# Exercise aim:
Pull every line containing the word "Snap" from the records.

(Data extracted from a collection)
################
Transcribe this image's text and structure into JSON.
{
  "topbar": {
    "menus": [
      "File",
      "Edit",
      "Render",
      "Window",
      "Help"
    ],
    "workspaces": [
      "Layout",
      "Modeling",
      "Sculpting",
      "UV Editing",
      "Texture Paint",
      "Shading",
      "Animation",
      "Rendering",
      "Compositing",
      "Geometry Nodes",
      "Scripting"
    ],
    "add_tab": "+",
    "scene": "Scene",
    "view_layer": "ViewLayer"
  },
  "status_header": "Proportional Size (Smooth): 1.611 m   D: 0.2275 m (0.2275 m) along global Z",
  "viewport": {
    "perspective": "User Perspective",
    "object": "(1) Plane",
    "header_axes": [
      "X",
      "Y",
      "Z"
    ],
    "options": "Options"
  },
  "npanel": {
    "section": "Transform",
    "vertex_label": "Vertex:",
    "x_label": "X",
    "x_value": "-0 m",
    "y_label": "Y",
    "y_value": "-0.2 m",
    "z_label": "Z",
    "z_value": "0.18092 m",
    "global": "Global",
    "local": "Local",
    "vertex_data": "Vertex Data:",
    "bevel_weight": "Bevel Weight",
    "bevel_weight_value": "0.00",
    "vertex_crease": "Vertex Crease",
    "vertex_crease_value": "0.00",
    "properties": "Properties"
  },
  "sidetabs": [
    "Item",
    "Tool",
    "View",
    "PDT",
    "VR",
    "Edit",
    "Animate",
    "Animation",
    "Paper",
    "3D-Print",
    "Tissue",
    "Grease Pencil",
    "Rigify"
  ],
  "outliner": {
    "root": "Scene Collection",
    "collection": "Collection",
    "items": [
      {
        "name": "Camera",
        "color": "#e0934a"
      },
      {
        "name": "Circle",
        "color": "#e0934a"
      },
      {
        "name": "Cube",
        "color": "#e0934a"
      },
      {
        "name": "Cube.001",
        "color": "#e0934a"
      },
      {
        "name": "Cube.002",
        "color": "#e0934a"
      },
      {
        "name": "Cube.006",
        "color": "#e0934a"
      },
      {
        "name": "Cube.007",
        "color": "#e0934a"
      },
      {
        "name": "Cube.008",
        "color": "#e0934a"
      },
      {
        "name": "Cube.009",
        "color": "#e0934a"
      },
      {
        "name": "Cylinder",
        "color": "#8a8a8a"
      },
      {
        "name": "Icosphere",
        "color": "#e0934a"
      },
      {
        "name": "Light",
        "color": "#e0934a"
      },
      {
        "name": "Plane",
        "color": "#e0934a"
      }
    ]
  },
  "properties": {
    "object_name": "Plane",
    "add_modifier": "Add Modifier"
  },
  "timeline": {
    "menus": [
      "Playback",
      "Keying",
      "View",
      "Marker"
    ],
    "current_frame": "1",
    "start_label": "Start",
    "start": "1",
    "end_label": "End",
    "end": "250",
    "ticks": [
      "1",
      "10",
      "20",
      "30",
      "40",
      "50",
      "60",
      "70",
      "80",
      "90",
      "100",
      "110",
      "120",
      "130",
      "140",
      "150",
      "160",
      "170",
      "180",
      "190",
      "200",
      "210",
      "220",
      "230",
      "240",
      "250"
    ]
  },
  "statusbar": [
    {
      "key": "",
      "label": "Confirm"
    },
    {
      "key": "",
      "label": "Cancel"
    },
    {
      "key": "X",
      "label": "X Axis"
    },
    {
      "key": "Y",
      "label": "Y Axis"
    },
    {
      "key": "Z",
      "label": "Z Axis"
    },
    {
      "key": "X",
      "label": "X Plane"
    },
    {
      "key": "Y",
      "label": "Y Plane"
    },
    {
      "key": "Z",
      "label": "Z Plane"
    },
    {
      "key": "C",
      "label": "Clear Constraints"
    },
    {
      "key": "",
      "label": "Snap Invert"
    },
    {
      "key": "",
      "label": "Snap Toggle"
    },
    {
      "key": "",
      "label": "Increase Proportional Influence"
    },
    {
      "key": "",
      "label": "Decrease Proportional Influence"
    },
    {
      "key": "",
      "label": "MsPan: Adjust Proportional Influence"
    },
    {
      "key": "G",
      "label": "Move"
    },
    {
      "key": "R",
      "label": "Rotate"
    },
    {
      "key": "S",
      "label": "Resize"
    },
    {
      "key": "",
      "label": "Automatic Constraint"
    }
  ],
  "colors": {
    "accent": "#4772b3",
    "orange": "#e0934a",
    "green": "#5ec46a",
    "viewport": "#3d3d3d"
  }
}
################
# Result:
      "label": "Snap Invert"
      "label": "Snap Toggle"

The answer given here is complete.